_DATA SUPPLIED:_
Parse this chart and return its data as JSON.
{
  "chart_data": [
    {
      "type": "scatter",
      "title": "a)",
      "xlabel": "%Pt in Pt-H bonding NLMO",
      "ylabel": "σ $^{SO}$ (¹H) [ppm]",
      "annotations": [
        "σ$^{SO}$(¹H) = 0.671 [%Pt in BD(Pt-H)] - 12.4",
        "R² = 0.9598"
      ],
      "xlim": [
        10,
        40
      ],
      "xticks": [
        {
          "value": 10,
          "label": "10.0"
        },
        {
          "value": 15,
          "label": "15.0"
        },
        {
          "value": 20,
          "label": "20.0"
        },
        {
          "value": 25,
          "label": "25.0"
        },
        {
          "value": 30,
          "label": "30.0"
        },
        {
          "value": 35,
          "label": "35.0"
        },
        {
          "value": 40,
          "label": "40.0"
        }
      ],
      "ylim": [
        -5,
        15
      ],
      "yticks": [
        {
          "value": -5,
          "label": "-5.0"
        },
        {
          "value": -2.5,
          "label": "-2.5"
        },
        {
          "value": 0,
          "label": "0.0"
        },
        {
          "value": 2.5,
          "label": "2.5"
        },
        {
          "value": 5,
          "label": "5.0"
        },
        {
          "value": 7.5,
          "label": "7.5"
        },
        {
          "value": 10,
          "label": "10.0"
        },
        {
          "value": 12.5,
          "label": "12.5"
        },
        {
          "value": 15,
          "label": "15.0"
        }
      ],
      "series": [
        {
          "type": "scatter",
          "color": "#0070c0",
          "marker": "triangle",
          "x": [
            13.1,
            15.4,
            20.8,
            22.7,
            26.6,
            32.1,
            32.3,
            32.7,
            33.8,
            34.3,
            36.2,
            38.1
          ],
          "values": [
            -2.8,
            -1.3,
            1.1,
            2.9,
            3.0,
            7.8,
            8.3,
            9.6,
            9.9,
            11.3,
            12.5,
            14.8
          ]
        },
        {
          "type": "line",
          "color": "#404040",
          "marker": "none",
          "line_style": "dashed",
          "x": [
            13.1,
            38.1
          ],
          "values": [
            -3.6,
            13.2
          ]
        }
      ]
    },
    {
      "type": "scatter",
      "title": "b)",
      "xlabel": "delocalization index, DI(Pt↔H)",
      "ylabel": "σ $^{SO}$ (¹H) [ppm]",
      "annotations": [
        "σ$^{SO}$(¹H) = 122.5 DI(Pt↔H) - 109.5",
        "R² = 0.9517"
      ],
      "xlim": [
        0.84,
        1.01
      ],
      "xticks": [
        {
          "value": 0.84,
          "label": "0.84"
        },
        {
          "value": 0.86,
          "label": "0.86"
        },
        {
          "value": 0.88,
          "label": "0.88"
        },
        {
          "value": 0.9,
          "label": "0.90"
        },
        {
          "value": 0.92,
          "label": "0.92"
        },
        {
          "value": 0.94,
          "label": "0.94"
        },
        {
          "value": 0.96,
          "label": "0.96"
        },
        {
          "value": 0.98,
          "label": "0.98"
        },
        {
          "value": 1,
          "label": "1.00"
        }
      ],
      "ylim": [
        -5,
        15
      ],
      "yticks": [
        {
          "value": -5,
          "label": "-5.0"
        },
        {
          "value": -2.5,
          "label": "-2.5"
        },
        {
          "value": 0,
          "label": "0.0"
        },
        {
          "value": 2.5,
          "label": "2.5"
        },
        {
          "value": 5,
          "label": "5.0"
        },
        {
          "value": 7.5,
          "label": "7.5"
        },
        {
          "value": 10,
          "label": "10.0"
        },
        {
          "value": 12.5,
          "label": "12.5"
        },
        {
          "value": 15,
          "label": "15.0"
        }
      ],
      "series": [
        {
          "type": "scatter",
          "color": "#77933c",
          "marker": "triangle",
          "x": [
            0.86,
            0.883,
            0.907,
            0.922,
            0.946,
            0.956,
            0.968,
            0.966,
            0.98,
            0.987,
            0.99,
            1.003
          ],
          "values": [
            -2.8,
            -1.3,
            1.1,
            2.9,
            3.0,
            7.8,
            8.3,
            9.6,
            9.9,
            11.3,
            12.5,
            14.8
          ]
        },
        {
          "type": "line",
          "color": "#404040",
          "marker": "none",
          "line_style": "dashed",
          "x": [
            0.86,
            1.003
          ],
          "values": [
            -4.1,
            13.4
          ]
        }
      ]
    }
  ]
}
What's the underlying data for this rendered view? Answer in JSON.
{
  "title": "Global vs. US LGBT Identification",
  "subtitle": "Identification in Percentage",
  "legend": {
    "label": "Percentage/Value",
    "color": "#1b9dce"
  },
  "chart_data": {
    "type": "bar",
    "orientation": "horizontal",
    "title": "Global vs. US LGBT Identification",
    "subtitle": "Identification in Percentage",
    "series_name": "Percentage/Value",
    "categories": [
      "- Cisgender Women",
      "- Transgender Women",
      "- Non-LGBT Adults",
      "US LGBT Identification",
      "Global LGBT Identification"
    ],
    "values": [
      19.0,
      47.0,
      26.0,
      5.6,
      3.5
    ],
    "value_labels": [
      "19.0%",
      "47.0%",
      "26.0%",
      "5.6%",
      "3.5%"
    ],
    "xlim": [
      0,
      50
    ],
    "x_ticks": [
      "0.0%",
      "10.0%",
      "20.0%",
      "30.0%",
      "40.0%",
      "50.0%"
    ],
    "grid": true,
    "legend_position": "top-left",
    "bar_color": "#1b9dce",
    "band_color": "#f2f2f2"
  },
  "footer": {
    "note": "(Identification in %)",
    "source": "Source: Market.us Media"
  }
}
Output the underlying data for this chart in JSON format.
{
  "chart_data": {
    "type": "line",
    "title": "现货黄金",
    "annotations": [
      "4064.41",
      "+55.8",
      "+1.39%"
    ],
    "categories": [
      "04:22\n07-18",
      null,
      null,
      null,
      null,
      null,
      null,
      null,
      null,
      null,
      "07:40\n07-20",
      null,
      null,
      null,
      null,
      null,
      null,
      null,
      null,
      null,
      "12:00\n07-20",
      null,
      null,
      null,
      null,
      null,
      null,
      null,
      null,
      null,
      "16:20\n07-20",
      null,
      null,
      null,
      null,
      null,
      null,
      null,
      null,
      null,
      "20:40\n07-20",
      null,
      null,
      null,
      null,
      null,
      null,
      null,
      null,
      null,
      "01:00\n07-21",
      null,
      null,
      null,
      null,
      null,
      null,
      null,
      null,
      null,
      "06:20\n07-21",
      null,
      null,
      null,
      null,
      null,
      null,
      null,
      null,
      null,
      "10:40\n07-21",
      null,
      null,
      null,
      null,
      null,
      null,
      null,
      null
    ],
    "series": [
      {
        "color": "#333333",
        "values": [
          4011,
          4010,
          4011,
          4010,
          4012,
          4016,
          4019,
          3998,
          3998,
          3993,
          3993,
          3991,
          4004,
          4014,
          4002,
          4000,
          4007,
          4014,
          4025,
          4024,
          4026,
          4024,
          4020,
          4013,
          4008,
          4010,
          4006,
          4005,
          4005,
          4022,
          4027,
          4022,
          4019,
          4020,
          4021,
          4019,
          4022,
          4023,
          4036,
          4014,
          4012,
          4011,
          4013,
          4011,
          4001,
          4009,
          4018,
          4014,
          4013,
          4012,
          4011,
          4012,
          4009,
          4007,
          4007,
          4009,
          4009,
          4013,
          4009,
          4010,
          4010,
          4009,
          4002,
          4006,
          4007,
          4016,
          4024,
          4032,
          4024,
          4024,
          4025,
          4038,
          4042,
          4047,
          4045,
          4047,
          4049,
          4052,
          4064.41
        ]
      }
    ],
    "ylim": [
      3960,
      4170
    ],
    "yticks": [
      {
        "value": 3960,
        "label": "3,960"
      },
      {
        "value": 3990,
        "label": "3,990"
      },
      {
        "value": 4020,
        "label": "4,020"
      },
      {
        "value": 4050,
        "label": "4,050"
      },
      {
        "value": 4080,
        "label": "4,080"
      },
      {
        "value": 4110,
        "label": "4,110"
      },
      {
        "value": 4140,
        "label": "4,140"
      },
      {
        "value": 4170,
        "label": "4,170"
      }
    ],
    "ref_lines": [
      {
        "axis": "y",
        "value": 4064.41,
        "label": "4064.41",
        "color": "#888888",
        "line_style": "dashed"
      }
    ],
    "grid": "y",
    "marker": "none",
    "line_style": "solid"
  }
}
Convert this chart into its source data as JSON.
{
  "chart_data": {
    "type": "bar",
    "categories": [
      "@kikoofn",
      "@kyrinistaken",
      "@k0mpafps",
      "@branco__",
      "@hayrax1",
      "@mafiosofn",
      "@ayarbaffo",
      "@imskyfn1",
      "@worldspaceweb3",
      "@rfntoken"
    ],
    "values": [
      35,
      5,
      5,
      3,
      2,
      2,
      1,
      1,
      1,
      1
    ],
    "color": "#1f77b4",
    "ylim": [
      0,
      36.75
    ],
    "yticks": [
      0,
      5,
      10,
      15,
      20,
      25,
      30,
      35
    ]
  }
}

_EXERCISE:_ Work out how many lines of the listing above include the word "subtitle". Reply with nothing but the count.

_WORKED SOLUTION:_ 2